# Exercise details
Reproduce all of the data below without alteration; exclude every picture.
-- START OF Source data --
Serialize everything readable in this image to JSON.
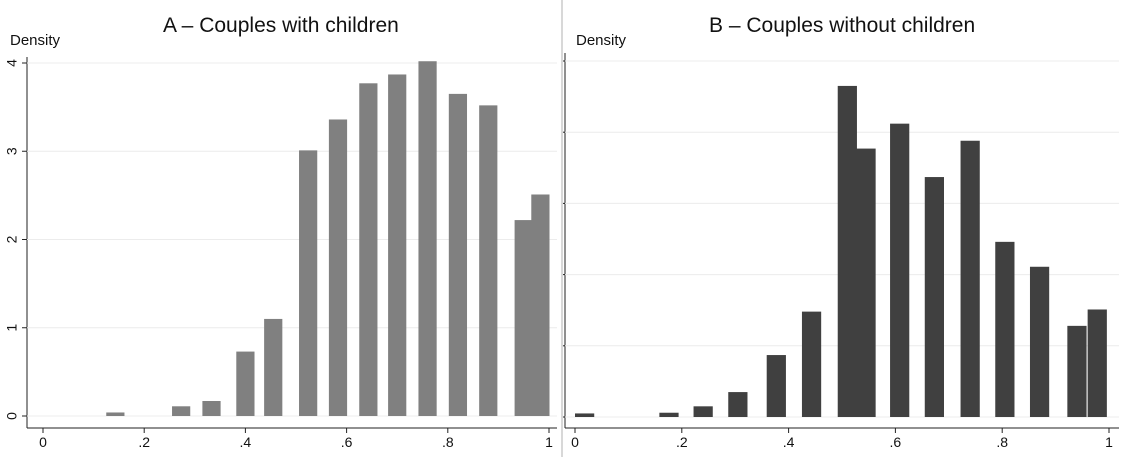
{
  "chart_data": [
    {
      "type": "bar",
      "title": "A – Couples with children",
      "ylabel": "Density",
      "xlabel": "",
      "xlim": [
        0,
        1
      ],
      "ylim": [
        0,
        4
      ],
      "xticks": [
        "0",
        ".2",
        ".4",
        ".6",
        ".8",
        "1"
      ],
      "yticks": [
        "0",
        "1",
        "2",
        "3",
        "4"
      ],
      "bar_color": "#808080",
      "bar_width": 0.036,
      "bars": [
        {
          "x": 0.143,
          "y": 0.04
        },
        {
          "x": 0.273,
          "y": 0.11
        },
        {
          "x": 0.333,
          "y": 0.17
        },
        {
          "x": 0.4,
          "y": 0.73
        },
        {
          "x": 0.455,
          "y": 1.1
        },
        {
          "x": 0.524,
          "y": 3.01
        },
        {
          "x": 0.583,
          "y": 3.36
        },
        {
          "x": 0.643,
          "y": 3.77
        },
        {
          "x": 0.7,
          "y": 3.87
        },
        {
          "x": 0.76,
          "y": 4.02
        },
        {
          "x": 0.82,
          "y": 3.65
        },
        {
          "x": 0.88,
          "y": 3.52
        },
        {
          "x": 0.95,
          "y": 2.22
        },
        {
          "x": 0.983,
          "y": 2.51
        }
      ]
    },
    {
      "type": "bar",
      "title": "B – Couples without children",
      "ylabel": "Density",
      "xlabel": "",
      "xlim": [
        0,
        1
      ],
      "ylim": [
        0,
        5
      ],
      "xticks": [
        "0",
        ".2",
        ".4",
        ".6",
        ".8",
        "1"
      ],
      "yticks": [
        "0",
        "1",
        "2",
        "3",
        "4",
        "5"
      ],
      "bar_color": "#404040",
      "bar_width": 0.036,
      "bars": [
        {
          "x": 0.018,
          "y": 0.05
        },
        {
          "x": 0.176,
          "y": 0.06
        },
        {
          "x": 0.24,
          "y": 0.15
        },
        {
          "x": 0.305,
          "y": 0.35
        },
        {
          "x": 0.377,
          "y": 0.87
        },
        {
          "x": 0.443,
          "y": 1.48
        },
        {
          "x": 0.51,
          "y": 4.65
        },
        {
          "x": 0.545,
          "y": 3.77
        },
        {
          "x": 0.608,
          "y": 4.12
        },
        {
          "x": 0.673,
          "y": 3.37
        },
        {
          "x": 0.74,
          "y": 3.88
        },
        {
          "x": 0.805,
          "y": 2.46
        },
        {
          "x": 0.87,
          "y": 2.11
        },
        {
          "x": 0.94,
          "y": 1.28
        },
        {
          "x": 0.978,
          "y": 1.51
        }
      ]
    }
  ]
}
-- END OF Source data --
# Result for this task
Serialize everything readable in this image to JSON.
{
  "chart_data": [
    {
      "type": "bar",
      "title": "A – Couples with children",
      "ylabel": "Density",
      "xlabel": "",
      "xlim": [
        0,
        1
      ],
      "ylim": [
        0,
        4
      ],
      "xticks": [
        "0",
        ".2",
        ".4",
        ".6",
        ".8",
        "1"
      ],
      "yticks": [
        "0",
        "1",
        "2",
        "3",
        "4"
      ],
      "bar_color": "#808080",
      "bar_width": 0.036,
      "bars": [
        {
          "x": 0.143,
          "y": 0.04
        },
        {
          "x": 0.273,
          "y": 0.11
        },
        {
          "x": 0.333,
          "y": 0.17
        },
        {
          "x": 0.4,
          "y": 0.73
        },
        {
          "x": 0.455,
          "y": 1.1
        },
        {
          "x": 0.524,
          "y": 3.01
        },
        {
          "x": 0.583,
          "y": 3.36
        },
        {
          "x": 0.643,
          "y": 3.77
        },
        {
          "x": 0.7,
          "y": 3.87
        },
        {
          "x": 0.76,
          "y": 4.02
        },
        {
          "x": 0.82,
          "y": 3.65
        },
        {
          "x": 0.88,
          "y": 3.52
        },
        {
          "x": 0.95,
          "y": 2.22
        },
        {
          "x": 0.983,
          "y": 2.51
        }
      ]
    },
    {
      "type": "bar",
      "title": "B – Couples without children",
      "ylabel": "Density",
      "xlabel": "",
      "xlim": [
        0,
        1
      ],
      "ylim": [
        0,
        5
      ],
      "xticks": [
        "0",
        ".2",
        ".4",
        ".6",
        ".8",
        "1"
      ],
      "yticks": [
        "0",
        "1",
        "2",
        "3",
        "4",
        "5"
      ],
      "bar_color": "#404040",
      "bar_width": 0.036,
      "bars": [
        {
          "x": 0.018,
          "y": 0.05
        },
        {
          "x": 0.176,
          "y": 0.06
        },
        {
          "x": 0.24,
          "y": 0.15
        },
        {
          "x": 0.305,
          "y": 0.35
        },
        {
          "x": 0.377,
          "y": 0.87
        },
        {
          "x": 0.443,
          "y": 1.48
        },
        {
          "x": 0.51,
          "y": 4.65
        },
        {
          "x": 0.545,
          "y": 3.77
        },
        {
          "x": 0.608,
          "y": 4.12
        },
        {
          "x": 0.673,
          "y": 3.37
        },
        {
          "x": 0.74,
          "y": 3.88
        },
        {
          "x": 0.805,
          "y": 2.46
        },
        {
          "x": 0.87,
          "y": 2.11
        },
        {
          "x": 0.94,
          "y": 1.28
        },
        {
          "x": 0.978,
          "y": 1.51
        }
      ]
    }
  ]
}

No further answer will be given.